## INFORMATION PROVIDED
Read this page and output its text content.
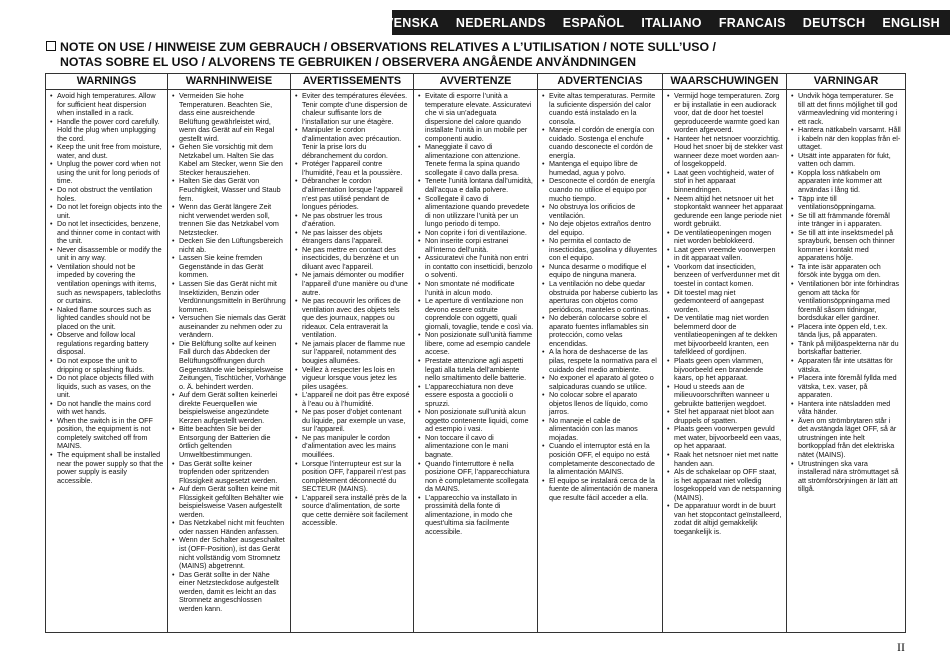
SVENSKA NEDERLANDS ESPAÑOL ITALIANO FRANCAIS DEUTSCH ENGLISH
NOTE ON USE / HINWEISE ZUM GEBRAUCH / OBSERVATIONS RELATIVES A L’UTILISATION / NOTE SULL’USO /
NOTAS SOBRE EL USO / ALVORENS TE GEBRUIKEN / OBSERVERA ANGÅENDE ANVÄNDNINGEN
WARNINGS
• Avoid high temperatures. Allow for sufficient heat dispersion when installed in a rack.
• Handle the power cord carefully. Hold the plug when unplugging the cord.
• Keep the unit free from moisture, water, and dust.
• Unplug the power cord when not using the unit for long periods of time.
• Do not obstruct the ventilation holes.
• Do not let foreign objects into the unit.
• Do not let insecticides, benzene, and thinner come in contact with the unit.
• Never disassemble or modify the unit in any way.
• Ventilation should not be impeded by covering the ventilation openings with items, such as newspapers, tablecloths or curtains.
• Naked flame sources such as lighted candles should not be placed on the unit.
• Observe and follow local regulations regarding battery disposal.
• Do not expose the unit to dripping or splashing fluids.
• Do not place objects filled with liquids, such as vases, on the unit.
• Do not handle the mains cord with wet hands.
• When the switch is in the OFF position, the equipment is not completely switched off from MAINS.
• The equipment shall be installed near the power supply so that the power supply is easily accessible.
WARNHINWEISE
• Vermeiden Sie hohe Temperaturen. Beachten Sie, dass eine ausreichende Belüftung gewährleistet wird, wenn das Gerät auf ein Regal gestellt wird.
• Gehen Sie vorsichtig mit dem Netzkabel um. Halten Sie das Kabel am Stecker, wenn Sie den Stecker herausziehen.
• Halten Sie das Gerät von Feuchtigkeit, Wasser und Staub fern.
• Wenn das Gerät längere Zeit nicht verwendet werden soll, trennen Sie das Netzkabel vom Netzstecker.
• Decken Sie den Lüftungsbereich nicht ab.
• Lassen Sie keine fremden Gegenstände in das Gerät kommen.
• Lassen Sie das Gerät nicht mit Insektiziden, Benzin oder Verdünnungsmitteln in Berührung kommen.
• Versuchen Sie niemals das Gerät auseinander zu nehmen oder zu verändern.
• Die Belüftung sollte auf keinen Fall durch das Abdecken der Belüftungsöffnungen durch Gegenstände wie beispielsweise Zeitungen, Tischtücher, Vorhänge o. Ä. behindert werden.
• Auf dem Gerät sollten keinerlei direkte Feuerquellen wie beispielsweise angezündete Kerzen aufgestellt werden.
• Bitte beachten Sie bei der Entsorgung der Batterien die örtlich geltenden Umweltbestimmungen.
• Das Gerät sollte keiner tropfenden oder spritzenden Flüssigkeit ausgesetzt werden.
• Auf dem Gerät sollten keine mit Flüssigkeit gefüllten Behälter wie beispielsweise Vasen aufgestellt werden.
• Das Netzkabel nicht mit feuchten oder nassen Händen anfassen.
• Wenn der Schalter ausgeschaltet ist (OFF-Position), ist das Gerät nicht vollständig vom Stromnetz (MAINS) abgetrennt.
• Das Gerät sollte in der Nähe einer Netzsteckdose aufgestellt werden, damit es leicht an das Stromnetz angeschlossen werden kann.
AVERTISSEMENTS
• Eviter des températures élevées. Tenir compte d’une dispersion de chaleur suffisante lors de l’installation sur une étagère.
• Manipuler le cordon d’alimentation avec précaution. Tenir la prise lors du débranchement du cordon.
• Protéger l’appareil contre l’humidité, l’eau et la poussière.
• Débrancher le cordon d’alimentation lorsque l’appareil n’est pas utilisé pendant de longues périodes.
• Ne pas obstruer les trous d’aération.
• Ne pas laisser des objets étrangers dans l’appareil.
• Ne pas mettre en contact des insecticides, du benzène et un diluant avec l’appareil.
• Ne jamais démonter ou modifier l’appareil d’une manière ou d’une autre.
• Ne pas recouvrir les orifices de ventilation avec des objets tels que des journaux, nappes ou rideaux. Cela entraverait la ventilation.
• Ne jamais placer de flamme nue sur l’appareil, notamment des bougies allumées.
• Veillez à respecter les lois en vigueur lorsque vous jetez les piles usagées.
• L’appareil ne doit pas être exposé à l’eau ou à l’humidité.
• Ne pas poser d’objet contenant du liquide, par exemple un vase, sur l’appareil.
• Ne pas manipuler le cordon d’alimentation avec les mains mouillées.
• Lorsque l’interrupteur est sur la position OFF, l’appareil n’est pas complètement déconnecté du SECTEUR (MAINS).
• L’appareil sera installé près de la source d’alimentation, de sorte que cette dernière soit facilement accessible.
AVVERTENZE
• Evitate di esporre l’unità a temperature elevate. Assicuratevi che vi sia un’adeguata dispersione del calore quando installate l’unità in un mobile per componenti audio.
• Maneggiate il cavo di alimentazione con attenzione. Tenete ferma la spina quando scollegate il cavo dalla presa.
• Tenete l’unità lontana dall’umidità, dall’acqua e dalla polvere.
• Scollegate il cavo di alimentazione quando prevedete di non utilizzare l’unità per un lungo periodo di tempo.
• Non coprite i fori di ventilazione.
• Non inserite corpi estranei all’interno dell’unità.
• Assicuratevi che l’unità non entri in contatto con insetticidi, benzolo o solventi.
• Non smontate né modificate l’unità in alcun modo.
• Le aperture di ventilazione non devono essere ostruite coprendole con oggetti, quali giornali, tovaglie, tende e così via.
• Non posizionate sull’unità fiamme libere, come ad esempio candele accese.
• Prestate attenzione agli aspetti legati alla tutela dell’ambiente nello smaltimento delle batterie.
• L’apparecchiatura non deve essere esposta a gocciolii o spruzzi.
• Non posizionate sull’unità alcun oggetto contenente liquidi, come ad esempio i vasi.
• Non toccare il cavo di alimentazione con le mani bagnate.
• Quando l’interruttore è nella posizione OFF, l’apparecchiatura non è completamente scollegata da MAINS.
• L’apparecchio va installato in prossimità della fonte di alimentazione, in modo che quest’ultima sia facilmente accessibile.
ADVERTENCIAS
• Evite altas temperaturas. Permite la suficiente dispersión del calor cuando está instalado en la consola.
• Maneje el cordón de energía con cuidado. Sostenga el enchufe cuando desconecte el cordón de energía.
• Mantenga el equipo libre de humedad, agua y polvo.
• Desconecte el cordón de energía cuando no utilice el equipo por mucho tiempo.
• No obstruya los orificios de ventilación.
• No deje objetos extraños dentro del equipo.
• No permita el contacto de insecticidas, gasolina y diluyentes con el equipo.
• Nunca desarme o modifique el equipo de ninguna manera.
• La ventilación no debe quedar obstruida por haberse cubierto las aperturas con objetos como periódicos, manteles o cortinas.
• No deberán colocarse sobre el aparato fuentes inflamables sin protección, como velas encendidas.
• A la hora de deshacerse de las pilas, respete la normativa para el cuidado del medio ambiente.
• No exponer el aparato al goteo o salpicaduras cuando se utilice.
• No colocar sobre el aparato objetos llenos de líquido, como jarros.
• No maneje el cable de alimentación con las manos mojadas.
• Cuando el interruptor está en la posición OFF, el equipo no está completamente desconectado de la alimentación MAINS.
• El equipo se instalará cerca de la fuente de alimentación de manera que resulte fácil acceder a ella.
WAARSCHUWINGEN
• Vermijd hoge temperaturen. Zorg er bij installatie in een audiorack voor, dat de door het toestel geproduceerde warmte goed kan worden afgevoerd.
• Hanteer het netsnoer voorzichtig. Houd het snoer bij de stekker vast wanneer deze moet worden aan- of losgekoppeld.
• Laat geen vochtigheid, water of stof in het apparaat binnendringen.
• Neem altijd het netsnoer uit het stopkontakt wanneer het apparaat gedurende een lange periode niet wordt gebruikt.
• De ventilatieopeningen mogen niet worden beblokkeerd.
• Laat geen vreemde voorwerpen in dit apparaat vallen.
• Voorkom dat insecticiden, benzeen of verfverdunner met dit toestel in contact komen.
• Dit toestel mag niet gedemonteerd of aangepast worden.
• De ventilatie mag niet worden belemmerd door de ventilatieopeningen af te dekken met bijvoorbeeld kranten, een tafelkleed of gordijnen.
• Plaats geen open vlammen, bijvoorbeeld een brandende kaars, op het apparaat.
• Houd u steeds aan de milieuvoorschriften wanneer u gebruikte batterijen wegdoet.
• Stel het apparaat niet bloot aan druppels of spatten.
• Plaats geen voorwerpen gevuld met water, bijvoorbeeld een vaas, op het apparaat.
• Raak het netsnoer niet met natte handen aan.
• Als de schakelaar op OFF staat, is het apparaat niet volledig losgekoppeld van de netspanning (MAINS).
• De apparatuur wordt in de buurt van het stopcontact geïnstalleerd, zodat dit altijd gemakkelijk toegankelijk is.
VARNINGAR
• Undvik höga temperaturer. Se till att det finns möjlighet till god värmeavledning vid montering i ett rack.
• Hantera nätkabeln varsamt. Håll i kabeln när den kopplas från el-uttaget.
• Utsätt inte apparaten för fukt, vatten och damm.
• Koppla loss nätkabeln om apparaten inte kommer att användas i lång tid.
• Täpp inte till ventilationsöppningarna.
• Se till att främmande föremål inte tränger in i apparaten.
• Se till att inte insektsmedel på sprayburk, bensen och thinner kommer i kontakt med apparatens hölje.
• Ta inte isär apparaten och försök inte bygga om den.
• Ventilationen bör inte förhindras genom att täcka för ventilationsöppningarna med föremål såsom tidningar, bordsdukar eller gardiner.
• Placera inte öppen eld, t.ex. tända ljus, på apparaten.
• Tänk på miljöaspekterna när du bortskaffar batterier.
• Apparaten får inte utsättas för vätska.
• Placera inte föremål fyllda med vätska, t.ex. vaser, på apparaten.
• Hantera inte nätsladden med våta händer.
• Även om strömbrytaren står i det avstängda läget OFF, så är utrustningen inte helt bortkopplad från det elektriska nätet (MAINS).
• Utrustningen ska vara installerad nära strömuttaget så att strömförsörjningen är lätt att tillgå.
II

## EXERCISE BRIEF
Where in the entries above does the word "power" appear? Copy each line that has it.

## ANSWER SPACE
• Handle the power cord carefully. Hold the plug when unplugging the cord.
• Unplug the power cord when not using the unit for long periods of time.
• The equipment shall be installed near the power supply so that the power supply is easily accessible.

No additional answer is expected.